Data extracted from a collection
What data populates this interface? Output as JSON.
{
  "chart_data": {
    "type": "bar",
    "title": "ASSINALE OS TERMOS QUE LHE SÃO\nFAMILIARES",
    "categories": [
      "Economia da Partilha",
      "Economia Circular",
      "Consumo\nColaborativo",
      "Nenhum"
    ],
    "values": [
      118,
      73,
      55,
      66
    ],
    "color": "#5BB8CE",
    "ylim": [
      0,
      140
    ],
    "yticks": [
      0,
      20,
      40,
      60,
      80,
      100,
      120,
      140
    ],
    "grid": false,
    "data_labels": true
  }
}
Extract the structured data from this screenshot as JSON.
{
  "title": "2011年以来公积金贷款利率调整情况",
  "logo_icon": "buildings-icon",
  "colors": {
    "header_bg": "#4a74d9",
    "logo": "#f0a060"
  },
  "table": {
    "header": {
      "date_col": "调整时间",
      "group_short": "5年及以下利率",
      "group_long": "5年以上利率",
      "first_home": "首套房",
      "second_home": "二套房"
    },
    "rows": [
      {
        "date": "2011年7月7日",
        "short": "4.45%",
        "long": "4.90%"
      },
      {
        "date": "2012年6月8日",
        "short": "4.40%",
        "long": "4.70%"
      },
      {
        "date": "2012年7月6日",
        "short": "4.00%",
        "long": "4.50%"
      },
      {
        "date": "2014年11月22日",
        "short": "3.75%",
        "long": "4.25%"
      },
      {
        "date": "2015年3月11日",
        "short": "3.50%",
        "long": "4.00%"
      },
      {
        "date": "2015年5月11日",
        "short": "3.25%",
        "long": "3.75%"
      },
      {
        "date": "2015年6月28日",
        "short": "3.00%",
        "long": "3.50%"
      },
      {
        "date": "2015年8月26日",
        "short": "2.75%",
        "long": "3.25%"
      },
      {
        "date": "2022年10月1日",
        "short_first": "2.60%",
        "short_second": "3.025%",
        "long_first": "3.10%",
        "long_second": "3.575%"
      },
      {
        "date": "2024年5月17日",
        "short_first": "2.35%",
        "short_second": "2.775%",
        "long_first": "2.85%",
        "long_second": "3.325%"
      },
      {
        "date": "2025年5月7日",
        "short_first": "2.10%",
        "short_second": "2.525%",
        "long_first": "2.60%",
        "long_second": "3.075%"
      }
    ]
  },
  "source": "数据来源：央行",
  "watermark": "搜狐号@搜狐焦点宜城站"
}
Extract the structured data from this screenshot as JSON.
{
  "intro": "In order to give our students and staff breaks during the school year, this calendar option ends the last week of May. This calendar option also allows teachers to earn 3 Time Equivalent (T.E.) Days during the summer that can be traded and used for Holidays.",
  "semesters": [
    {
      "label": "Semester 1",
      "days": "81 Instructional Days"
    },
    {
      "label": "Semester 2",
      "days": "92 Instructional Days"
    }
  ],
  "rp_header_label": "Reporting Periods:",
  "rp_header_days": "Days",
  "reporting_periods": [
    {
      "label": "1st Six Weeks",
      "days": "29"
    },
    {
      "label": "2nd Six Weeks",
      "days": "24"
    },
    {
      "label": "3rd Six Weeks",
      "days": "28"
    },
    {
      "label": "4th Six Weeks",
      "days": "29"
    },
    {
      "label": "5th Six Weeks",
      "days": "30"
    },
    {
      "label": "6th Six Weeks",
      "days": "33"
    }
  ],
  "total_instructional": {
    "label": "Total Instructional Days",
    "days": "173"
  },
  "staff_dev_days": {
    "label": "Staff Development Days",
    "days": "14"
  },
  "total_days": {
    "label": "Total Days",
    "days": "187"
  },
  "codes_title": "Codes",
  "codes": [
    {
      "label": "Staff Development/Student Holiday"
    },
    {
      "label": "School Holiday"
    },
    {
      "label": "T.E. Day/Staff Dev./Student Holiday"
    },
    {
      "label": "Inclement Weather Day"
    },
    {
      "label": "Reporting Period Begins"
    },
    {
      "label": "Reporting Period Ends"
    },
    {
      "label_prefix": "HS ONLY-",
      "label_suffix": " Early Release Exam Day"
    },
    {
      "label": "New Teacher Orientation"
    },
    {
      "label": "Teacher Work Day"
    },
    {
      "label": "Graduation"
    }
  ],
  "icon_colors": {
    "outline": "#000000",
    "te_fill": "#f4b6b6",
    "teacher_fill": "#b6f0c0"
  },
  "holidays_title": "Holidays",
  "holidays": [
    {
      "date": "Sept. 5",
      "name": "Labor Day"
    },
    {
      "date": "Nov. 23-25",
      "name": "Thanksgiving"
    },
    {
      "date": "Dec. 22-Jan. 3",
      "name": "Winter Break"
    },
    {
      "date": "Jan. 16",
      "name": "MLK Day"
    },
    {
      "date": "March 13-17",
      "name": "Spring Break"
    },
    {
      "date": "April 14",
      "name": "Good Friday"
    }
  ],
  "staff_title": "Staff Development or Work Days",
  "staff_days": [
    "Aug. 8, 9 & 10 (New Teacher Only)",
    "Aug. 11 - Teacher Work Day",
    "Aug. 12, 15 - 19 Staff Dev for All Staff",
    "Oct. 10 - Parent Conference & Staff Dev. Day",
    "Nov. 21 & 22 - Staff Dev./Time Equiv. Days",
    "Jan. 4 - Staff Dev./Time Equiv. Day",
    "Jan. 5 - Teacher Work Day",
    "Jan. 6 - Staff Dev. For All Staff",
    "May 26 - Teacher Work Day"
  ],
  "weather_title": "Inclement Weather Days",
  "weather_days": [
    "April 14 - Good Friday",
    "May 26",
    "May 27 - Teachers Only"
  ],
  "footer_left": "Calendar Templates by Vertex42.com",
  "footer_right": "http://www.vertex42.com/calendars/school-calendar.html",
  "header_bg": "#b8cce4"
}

The problem:
The data above must be returned in full, exactly as written.

Final result:
What data populates this interface? Output as JSON.
{
  "chart_data": {
    "type": "bar",
    "title": "ASSINALE OS TERMOS QUE LHE SÃO\nFAMILIARES",
    "categories": [
      "Economia da Partilha",
      "Economia Circular",
      "Consumo\nColaborativo",
      "Nenhum"
    ],
    "values": [
      118,
      73,
      55,
      66
    ],
    "color": "#5BB8CE",
    "ylim": [
      0,
      140
    ],
    "yticks": [
      0,
      20,
      40,
      60,
      80,
      100,
      120,
      140
    ],
    "grid": false,
    "data_labels": true
  }
}
Extract the structured data from this screenshot as JSON.
{
  "title": "2011年以来公积金贷款利率调整情况",
  "logo_icon": "buildings-icon",
  "colors": {
    "header_bg": "#4a74d9",
    "logo": "#f0a060"
  },
  "table": {
    "header": {
      "date_col": "调整时间",
      "group_short": "5年及以下利率",
      "group_long": "5年以上利率",
      "first_home": "首套房",
      "second_home": "二套房"
    },
    "rows": [
      {
        "date": "2011年7月7日",
        "short": "4.45%",
        "long": "4.90%"
      },
      {
        "date": "2012年6月8日",
        "short": "4.40%",
        "long": "4.70%"
      },
      {
        "date": "2012年7月6日",
        "short": "4.00%",
        "long": "4.50%"
      },
      {
        "date": "2014年11月22日",
        "short": "3.75%",
        "long": "4.25%"
      },
      {
        "date": "2015年3月11日",
        "short": "3.50%",
        "long": "4.00%"
      },
      {
        "date": "2015年5月11日",
        "short": "3.25%",
        "long": "3.75%"
      },
      {
        "date": "2015年6月28日",
        "short": "3.00%",
        "long": "3.50%"
      },
      {
        "date": "2015年8月26日",
        "short": "2.75%",
        "long": "3.25%"
      },
      {
        "date": "2022年10月1日",
        "short_first": "2.60%",
        "short_second": "3.025%",
        "long_first": "3.10%",
        "long_second": "3.575%"
      },
      {
        "date": "2024年5月17日",
        "short_first": "2.35%",
        "short_second": "2.775%",
        "long_first": "2.85%",
        "long_second": "3.325%"
      },
      {
        "date": "2025年5月7日",
        "short_first": "2.10%",
        "short_second": "2.525%",
        "long_first": "2.60%",
        "long_second": "3.075%"
      }
    ]
  },
  "source": "数据来源：央行",
  "watermark": "搜狐号@搜狐焦点宜城站"
}
Extract the structured data from this screenshot as JSON.
{
  "intro": "In order to give our students and staff breaks during the school year, this calendar option ends the last week of May. This calendar option also allows teachers to earn 3 Time Equivalent (T.E.) Days during the summer that can be traded and used for Holidays.",
  "semesters": [
    {
      "label": "Semester 1",
      "days": "81 Instructional Days"
    },
    {
      "label": "Semester 2",
      "days": "92 Instructional Days"
    }
  ],
  "rp_header_label": "Reporting Periods:",
  "rp_header_days": "Days",
  "reporting_periods": [
    {
      "label": "1st Six Weeks",
      "days": "29"
    },
    {
      "label": "2nd Six Weeks",
      "days": "24"
    },
    {
      "label": "3rd Six Weeks",
      "days": "28"
    },
    {
      "label": "4th Six Weeks",
      "days": "29"
    },
    {
      "label": "5th Six Weeks",
      "days": "30"
    },
    {
      "label": "6th Six Weeks",
      "days": "33"
    }
  ],
  "total_instructional": {
    "label": "Total Instructional Days",
    "days": "173"
  },
  "staff_dev_days": {
    "label": "Staff Development Days",
    "days": "14"
  },
  "total_days": {
    "label": "Total Days",
    "days": "187"
  },
  "codes_title": "Codes",
  "codes": [
    {
      "label": "Staff Development/Student Holiday"
    },
    {
      "label": "School Holiday"
    },
    {
      "label": "T.E. Day/Staff Dev./Student Holiday"
    },
    {
      "label": "Inclement Weather Day"
    },
    {
      "label": "Reporting Period Begins"
    },
    {
      "label": "Reporting Period Ends"
    },
    {
      "label_prefix": "HS ONLY-",
      "label_suffix": " Early Release Exam Day"
    },
    {
      "label": "New Teacher Orientation"
    },
    {
      "label": "Teacher Work Day"
    },
    {
      "label": "Graduation"
    }
  ],
  "icon_colors": {
    "outline": "#000000",
    "te_fill": "#f4b6b6",
    "teacher_fill": "#b6f0c0"
  },
  "holidays_title": "Holidays",
  "holidays": [
    {
      "date": "Sept. 5",
      "name": "Labor Day"
    },
    {
      "date": "Nov. 23-25",
      "name": "Thanksgiving"
    },
    {
      "date": "Dec. 22-Jan. 3",
      "name": "Winter Break"
    },
    {
      "date": "Jan. 16",
      "name": "MLK Day"
    },
    {
      "date": "March 13-17",
      "name": "Spring Break"
    },
    {
      "date": "April 14",
      "name": "Good Friday"
    }
  ],
  "staff_title": "Staff Development or Work Days",
  "staff_days": [
    "Aug. 8, 9 & 10 (New Teacher Only)",
    "Aug. 11 - Teacher Work Day",
    "Aug. 12, 15 - 19 Staff Dev for All Staff",
    "Oct. 10 - Parent Conference & Staff Dev. Day",
    "Nov. 21 & 22 - Staff Dev./Time Equiv. Days",
    "Jan. 4 - Staff Dev./Time Equiv. Day",
    "Jan. 5 - Teacher Work Day",
    "Jan. 6 - Staff Dev. For All Staff",
    "May 26 - Teacher Work Day"
  ],
  "weather_title": "Inclement Weather Days",
  "weather_days": [
    "April 14 - Good Friday",
    "May 26",
    "May 27 - Teachers Only"
  ],
  "footer_left": "Calendar Templates by Vertex42.com",
  "footer_right": "http://www.vertex42.com/calendars/school-calendar.html",
  "header_bg": "#b8cce4"
}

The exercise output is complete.